═══ Stored data ═══
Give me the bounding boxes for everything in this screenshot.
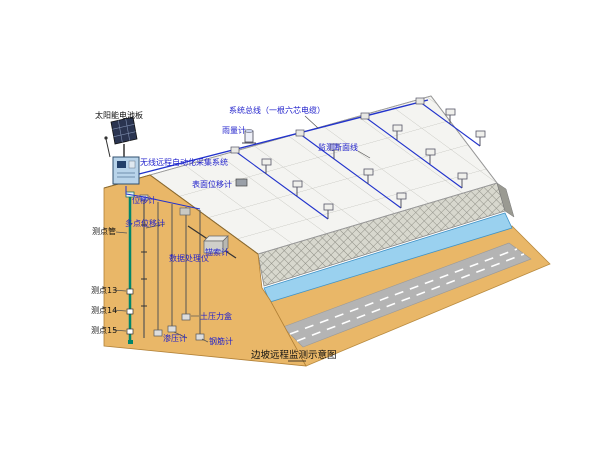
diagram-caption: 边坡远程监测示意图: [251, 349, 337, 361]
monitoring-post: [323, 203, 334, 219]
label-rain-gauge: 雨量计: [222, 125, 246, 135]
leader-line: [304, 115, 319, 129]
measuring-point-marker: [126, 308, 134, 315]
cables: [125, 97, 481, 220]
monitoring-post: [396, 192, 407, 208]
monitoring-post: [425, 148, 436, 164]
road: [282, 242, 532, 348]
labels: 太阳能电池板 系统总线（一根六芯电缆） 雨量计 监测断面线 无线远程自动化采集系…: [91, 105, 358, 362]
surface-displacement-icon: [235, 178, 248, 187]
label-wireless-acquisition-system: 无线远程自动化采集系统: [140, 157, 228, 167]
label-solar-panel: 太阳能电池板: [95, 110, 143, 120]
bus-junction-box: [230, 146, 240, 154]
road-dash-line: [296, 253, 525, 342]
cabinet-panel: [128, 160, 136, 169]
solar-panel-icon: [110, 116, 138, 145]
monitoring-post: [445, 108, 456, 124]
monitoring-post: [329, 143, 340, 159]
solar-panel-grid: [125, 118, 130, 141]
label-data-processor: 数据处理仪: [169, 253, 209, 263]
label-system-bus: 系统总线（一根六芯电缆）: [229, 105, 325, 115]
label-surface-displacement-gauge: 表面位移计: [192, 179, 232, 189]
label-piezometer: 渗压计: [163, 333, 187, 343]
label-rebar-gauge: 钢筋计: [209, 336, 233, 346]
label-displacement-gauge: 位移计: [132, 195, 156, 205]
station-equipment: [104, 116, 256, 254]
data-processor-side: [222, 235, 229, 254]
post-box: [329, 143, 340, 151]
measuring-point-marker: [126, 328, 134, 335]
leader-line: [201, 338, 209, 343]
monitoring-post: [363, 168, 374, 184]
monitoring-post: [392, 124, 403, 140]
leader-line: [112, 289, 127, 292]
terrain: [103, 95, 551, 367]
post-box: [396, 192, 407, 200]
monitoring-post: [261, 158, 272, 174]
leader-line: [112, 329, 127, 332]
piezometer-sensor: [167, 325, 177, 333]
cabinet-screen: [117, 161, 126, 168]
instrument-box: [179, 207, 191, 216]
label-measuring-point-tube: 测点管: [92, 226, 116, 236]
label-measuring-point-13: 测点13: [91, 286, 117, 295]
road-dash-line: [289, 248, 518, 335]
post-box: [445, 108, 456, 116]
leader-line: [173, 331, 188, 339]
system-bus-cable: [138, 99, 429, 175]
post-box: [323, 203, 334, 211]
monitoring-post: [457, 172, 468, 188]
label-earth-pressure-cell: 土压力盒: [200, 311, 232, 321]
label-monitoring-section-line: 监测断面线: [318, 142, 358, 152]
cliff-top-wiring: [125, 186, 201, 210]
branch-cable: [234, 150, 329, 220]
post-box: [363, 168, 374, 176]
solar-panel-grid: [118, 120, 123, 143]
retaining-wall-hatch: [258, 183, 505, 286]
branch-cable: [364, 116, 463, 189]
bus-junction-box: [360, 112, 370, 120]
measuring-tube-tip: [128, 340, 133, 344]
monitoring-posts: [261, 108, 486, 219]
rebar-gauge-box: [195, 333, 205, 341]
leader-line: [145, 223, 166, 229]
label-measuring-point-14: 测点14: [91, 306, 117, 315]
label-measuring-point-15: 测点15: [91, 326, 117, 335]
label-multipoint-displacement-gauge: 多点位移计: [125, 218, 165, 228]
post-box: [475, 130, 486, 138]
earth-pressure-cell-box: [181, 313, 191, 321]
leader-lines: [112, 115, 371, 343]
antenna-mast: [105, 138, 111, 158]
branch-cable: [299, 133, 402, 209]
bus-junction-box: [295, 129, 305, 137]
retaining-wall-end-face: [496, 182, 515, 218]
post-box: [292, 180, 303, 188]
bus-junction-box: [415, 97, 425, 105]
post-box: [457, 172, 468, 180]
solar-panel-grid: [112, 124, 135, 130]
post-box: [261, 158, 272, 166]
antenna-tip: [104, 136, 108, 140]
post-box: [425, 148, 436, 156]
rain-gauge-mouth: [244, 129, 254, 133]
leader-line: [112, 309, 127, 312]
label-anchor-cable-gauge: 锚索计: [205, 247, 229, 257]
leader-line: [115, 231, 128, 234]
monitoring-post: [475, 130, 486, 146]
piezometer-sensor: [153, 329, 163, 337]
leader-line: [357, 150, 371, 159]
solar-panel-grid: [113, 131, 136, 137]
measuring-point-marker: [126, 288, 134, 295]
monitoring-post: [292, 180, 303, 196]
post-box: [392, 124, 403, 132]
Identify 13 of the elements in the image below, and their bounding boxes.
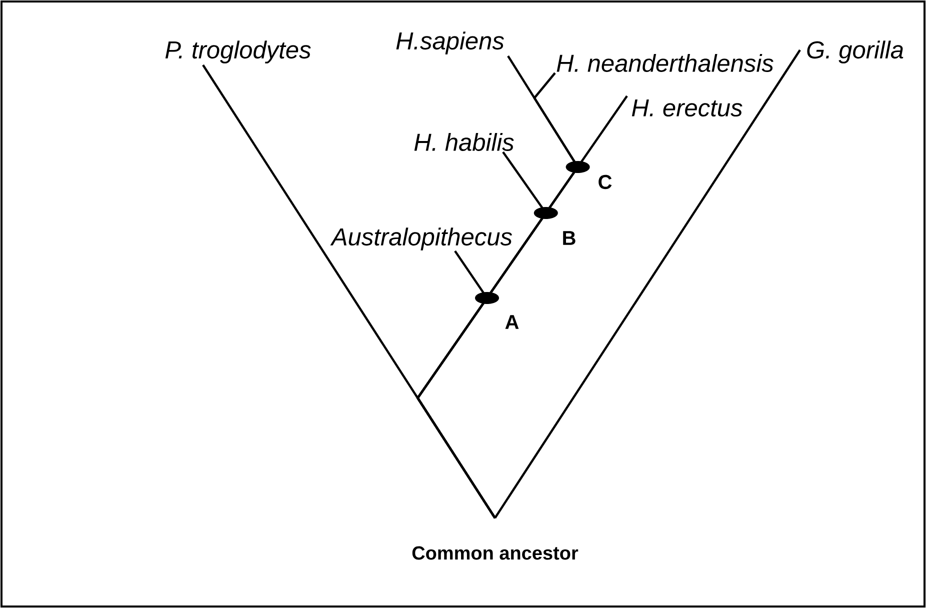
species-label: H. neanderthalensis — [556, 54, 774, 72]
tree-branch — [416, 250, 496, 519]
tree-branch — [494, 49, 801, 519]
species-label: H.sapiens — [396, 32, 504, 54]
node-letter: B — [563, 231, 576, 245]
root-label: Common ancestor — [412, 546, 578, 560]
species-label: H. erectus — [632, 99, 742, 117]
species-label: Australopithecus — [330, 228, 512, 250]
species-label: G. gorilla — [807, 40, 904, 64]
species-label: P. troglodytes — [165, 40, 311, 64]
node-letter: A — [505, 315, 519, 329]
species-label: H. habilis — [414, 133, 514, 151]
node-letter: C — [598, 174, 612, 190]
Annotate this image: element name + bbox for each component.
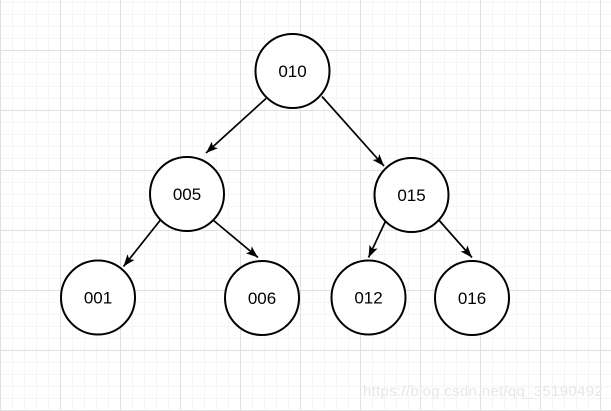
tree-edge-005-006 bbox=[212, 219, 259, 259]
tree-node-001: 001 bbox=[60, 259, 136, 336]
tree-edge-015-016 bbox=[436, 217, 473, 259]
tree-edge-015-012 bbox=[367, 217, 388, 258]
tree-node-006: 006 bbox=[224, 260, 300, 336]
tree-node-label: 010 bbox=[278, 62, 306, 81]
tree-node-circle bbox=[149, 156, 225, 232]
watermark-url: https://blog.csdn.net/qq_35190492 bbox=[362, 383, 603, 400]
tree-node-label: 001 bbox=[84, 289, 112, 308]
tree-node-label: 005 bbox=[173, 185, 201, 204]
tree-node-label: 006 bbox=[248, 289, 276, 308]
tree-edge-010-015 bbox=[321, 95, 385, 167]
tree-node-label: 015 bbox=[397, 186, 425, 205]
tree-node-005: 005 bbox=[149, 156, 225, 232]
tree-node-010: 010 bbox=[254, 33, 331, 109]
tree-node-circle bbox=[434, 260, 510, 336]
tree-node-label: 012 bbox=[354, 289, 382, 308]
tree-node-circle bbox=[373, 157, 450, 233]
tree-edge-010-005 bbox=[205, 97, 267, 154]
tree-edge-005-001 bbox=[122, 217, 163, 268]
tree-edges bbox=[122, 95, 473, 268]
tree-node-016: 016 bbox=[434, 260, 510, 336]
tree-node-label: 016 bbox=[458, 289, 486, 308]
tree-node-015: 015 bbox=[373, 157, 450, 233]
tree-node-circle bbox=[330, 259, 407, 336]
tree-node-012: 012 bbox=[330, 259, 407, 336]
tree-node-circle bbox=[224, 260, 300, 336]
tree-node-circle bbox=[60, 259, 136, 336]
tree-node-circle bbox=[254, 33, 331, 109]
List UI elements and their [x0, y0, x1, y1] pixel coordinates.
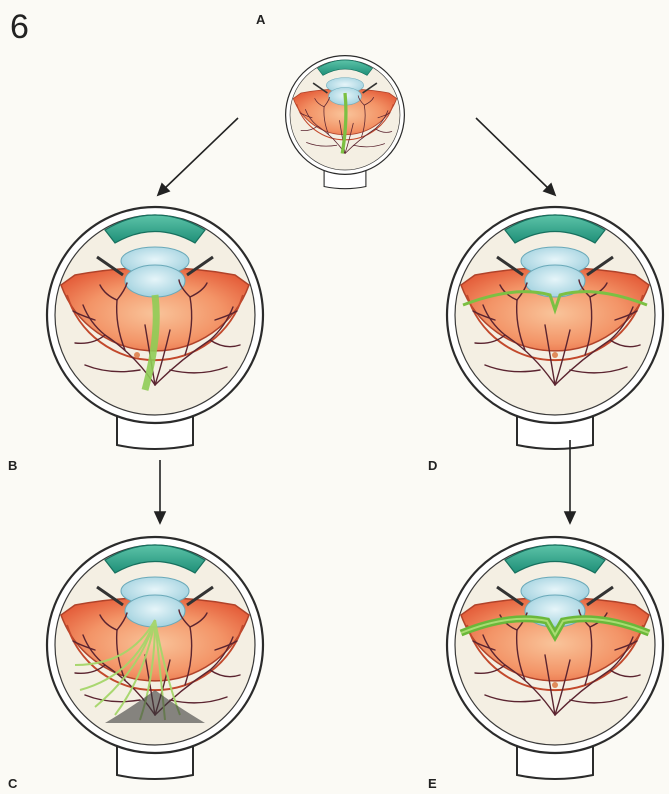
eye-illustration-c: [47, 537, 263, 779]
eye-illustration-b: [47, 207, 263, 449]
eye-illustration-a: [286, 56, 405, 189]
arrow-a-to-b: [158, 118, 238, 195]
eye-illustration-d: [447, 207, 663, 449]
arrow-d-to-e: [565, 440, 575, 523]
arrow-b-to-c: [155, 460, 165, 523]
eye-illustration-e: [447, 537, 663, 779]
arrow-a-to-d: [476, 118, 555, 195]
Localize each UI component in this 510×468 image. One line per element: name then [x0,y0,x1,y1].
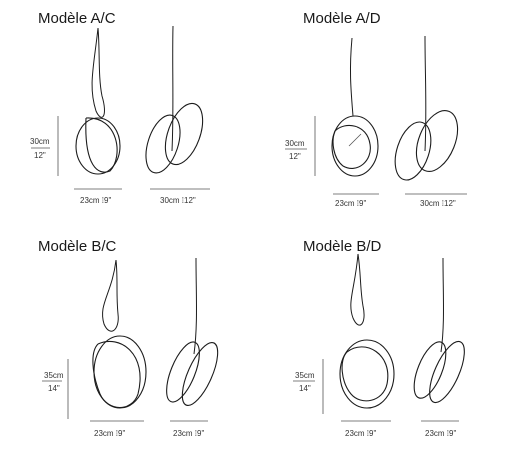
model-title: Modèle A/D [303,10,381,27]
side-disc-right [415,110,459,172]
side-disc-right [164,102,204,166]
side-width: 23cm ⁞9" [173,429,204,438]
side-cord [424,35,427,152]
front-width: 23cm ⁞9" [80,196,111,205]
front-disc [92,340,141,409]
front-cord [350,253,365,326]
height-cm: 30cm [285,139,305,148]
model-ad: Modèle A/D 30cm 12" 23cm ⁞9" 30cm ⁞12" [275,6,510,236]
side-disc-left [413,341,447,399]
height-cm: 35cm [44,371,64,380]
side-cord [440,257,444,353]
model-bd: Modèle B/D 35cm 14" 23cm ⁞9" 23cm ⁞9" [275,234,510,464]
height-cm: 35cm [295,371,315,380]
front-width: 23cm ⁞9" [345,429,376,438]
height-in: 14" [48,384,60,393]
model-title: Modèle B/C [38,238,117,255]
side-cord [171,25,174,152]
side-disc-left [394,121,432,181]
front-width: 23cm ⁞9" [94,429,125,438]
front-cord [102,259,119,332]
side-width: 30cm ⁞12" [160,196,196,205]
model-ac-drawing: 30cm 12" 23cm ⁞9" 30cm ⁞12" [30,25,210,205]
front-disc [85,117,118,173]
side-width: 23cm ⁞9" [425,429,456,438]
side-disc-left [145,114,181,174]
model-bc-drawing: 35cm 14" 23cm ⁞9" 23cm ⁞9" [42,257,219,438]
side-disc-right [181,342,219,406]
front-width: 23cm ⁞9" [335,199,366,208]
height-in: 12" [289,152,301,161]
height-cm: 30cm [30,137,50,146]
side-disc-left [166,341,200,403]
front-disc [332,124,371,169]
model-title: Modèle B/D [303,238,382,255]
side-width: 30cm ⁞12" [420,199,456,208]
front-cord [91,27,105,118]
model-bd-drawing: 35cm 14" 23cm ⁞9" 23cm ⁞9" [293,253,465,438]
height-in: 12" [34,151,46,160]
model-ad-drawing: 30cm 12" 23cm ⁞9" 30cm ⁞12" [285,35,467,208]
═══
[To do]
Put the part of the records that opens with the line containing "tree-edge-005-006 bbox=[212, 219, 259, 259]" and closes with the line containing "tree-edge-010-005 bbox=[205, 97, 267, 154]" into a numbered list, leaving out any blank lines.

[Task response]
1. tree-edge-005-006 bbox=[212, 219, 259, 259]
2. tree-node-001: 001 bbox=[60, 259, 136, 336]
3. tree-edge-015-016 bbox=[436, 217, 473, 259]
4. tree-edge-015-012 bbox=[367, 217, 388, 258]
5. tree-node-006: 006 bbox=[224, 260, 300, 336]
6. tree-node-label: 010 bbox=[278, 62, 306, 81]
7. tree-node-circle bbox=[149, 156, 225, 232]
8. watermark-url: https://blog.csdn.net/qq_35190492 bbox=[362, 383, 603, 400]
9. tree-node-label: 001 bbox=[84, 289, 112, 308]
10. tree-node-label: 005 bbox=[173, 185, 201, 204]
11. tree-node-label: 006 bbox=[248, 289, 276, 308]
12. tree-edge-010-015 bbox=[321, 95, 385, 167]
13. tree-node-label: 015 bbox=[397, 186, 425, 205]
14. tree-node-005: 005 bbox=[149, 156, 225, 232]
15. tree-node-010: 010 bbox=[254, 33, 331, 109]
16. tree-node-circle bbox=[434, 260, 510, 336]
17. tree-node-label: 012 bbox=[354, 289, 382, 308]
18. tree-node-circle bbox=[373, 157, 450, 233]
19. tree-edge-010-005 bbox=[205, 97, 267, 154]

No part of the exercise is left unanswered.